* _EXERCISE DETAILS_: Can you output the material exactly as written, minus any pictures it holds?
--- SOURCE RECORDS ---
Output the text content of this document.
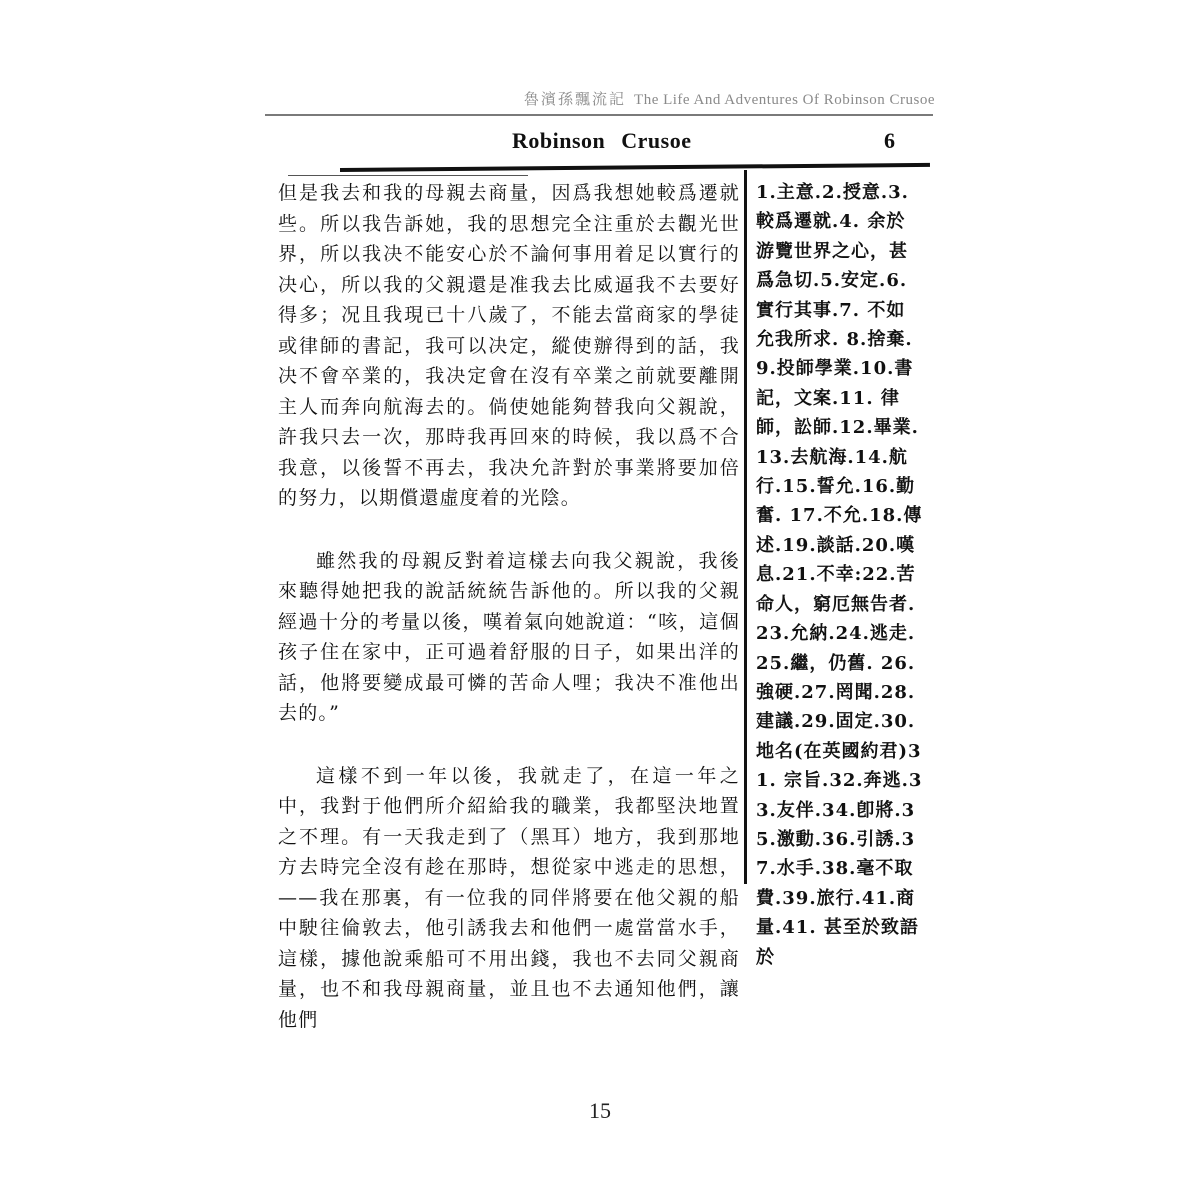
魯濱孫飄流記 The Life And Adventures Of Robinson Crusoe
Robinson Crusoe	6

但是我去和我的母親去商量，因爲我想她較爲遷就些。所以我告訴她，我的思想完全注重於去觀光世界，所以我决不能安心於不論何事用着足以實行的决心，所以我的父親還是准我去比威逼我不去要好得多；况且我現已十八歲了，不能去當商家的學徒或律師的書記，我可以决定，縱使辦得到的話，我决不會卒業的，我决定會在沒有卒業之前就要離開主人而奔向航海去的。倘使她能夠替我向父親說，許我只去一次，那時我再回來的時候，我以爲不合我意，以後誓不再去，我决允許對於事業將要加倍的努力，以期償還虛度着的光陰。

雖然我的母親反對着這樣去向我父親說，我後來聽得她把我的說話統統告訴他的。所以我的父親經過十分的考量以後，嘆着氣向她說道：“咳，這個孩子住在家中，正可過着舒服的日子，如果出洋的話，他將要變成最可憐的苦命人哩；我决不准他出去的。”

這樣不到一年以後，我就走了，在這一年之中，我對于他們所介紹給我的職業，我都堅決地置之不理。有一天我走到了（黑耳）地方，我到那地方去時完全沒有趁在那時，想從家中逃走的思想，——我在那裏，有一位我的同伴將要在他父親的船中駛往倫敦去，他引誘我去和他們一處當當水手，這樣，據他說乘船可不用出錢，我也不去同父親商量，也不和我母親商量，並且也不去通知他們，讓他們

1.主意.2.授意.3.較爲遷就.4. 余於游覽世界之心，甚爲急切.5.安定.6.實行其事.7. 不如允我所求. 8.捨棄.9.投師學業.10.書記，文案.11. 律師，訟師.12.畢業.13.去航海.14.航行.15.誓允.16.勤奮. 17.不允.18.傳述.19.談話.20.嘆息.21.不幸:22.苦命人，窮厄無告者.23.允納.24.逃走.25.繼，仍舊. 26.強硬.27.罔聞.28.建議.29.固定.30.地名(在英國約君)31. 宗旨.32.奔逃.33.友伴.34.卽將.35.激動.36.引誘.37.水手.38.毫不取費.39.旅行.41.商量.41. 甚至於致語於
15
---
* _RESPONSE BELOW_:
Output the text content of this document.
魯濱孫飄流記 The Life And Adventures Of Robinson Crusoe
Robinson Crusoe	6

但是我去和我的母親去商量，因爲我想她較爲遷就些。所以我告訴她，我的思想完全注重於去觀光世界，所以我决不能安心於不論何事用着足以實行的决心，所以我的父親還是准我去比威逼我不去要好得多；况且我現已十八歲了，不能去當商家的學徒或律師的書記，我可以决定，縱使辦得到的話，我决不會卒業的，我决定會在沒有卒業之前就要離開主人而奔向航海去的。倘使她能夠替我向父親說，許我只去一次，那時我再回來的時候，我以爲不合我意，以後誓不再去，我决允許對於事業將要加倍的努力，以期償還虛度着的光陰。

雖然我的母親反對着這樣去向我父親說，我後來聽得她把我的說話統統告訴他的。所以我的父親經過十分的考量以後，嘆着氣向她說道：“咳，這個孩子住在家中，正可過着舒服的日子，如果出洋的話，他將要變成最可憐的苦命人哩；我决不准他出去的。”

這樣不到一年以後，我就走了，在這一年之中，我對于他們所介紹給我的職業，我都堅決地置之不理。有一天我走到了（黑耳）地方，我到那地方去時完全沒有趁在那時，想從家中逃走的思想，——我在那裏，有一位我的同伴將要在他父親的船中駛往倫敦去，他引誘我去和他們一處當當水手，這樣，據他說乘船可不用出錢，我也不去同父親商量，也不和我母親商量，並且也不去通知他們，讓他們

1.主意.2.授意.3.較爲遷就.4. 余於游覽世界之心，甚爲急切.5.安定.6.實行其事.7. 不如允我所求. 8.捨棄.9.投師學業.10.書記，文案.11. 律師，訟師.12.畢業.13.去航海.14.航行.15.誓允.16.勤奮. 17.不允.18.傳述.19.談話.20.嘆息.21.不幸:22.苦命人，窮厄無告者.23.允納.24.逃走.25.繼，仍舊. 26.強硬.27.罔聞.28.建議.29.固定.30.地名(在英國約君)31. 宗旨.32.奔逃.33.友伴.34.卽將.35.激動.36.引誘.37.水手.38.毫不取費.39.旅行.41.商量.41. 甚至於致語於
15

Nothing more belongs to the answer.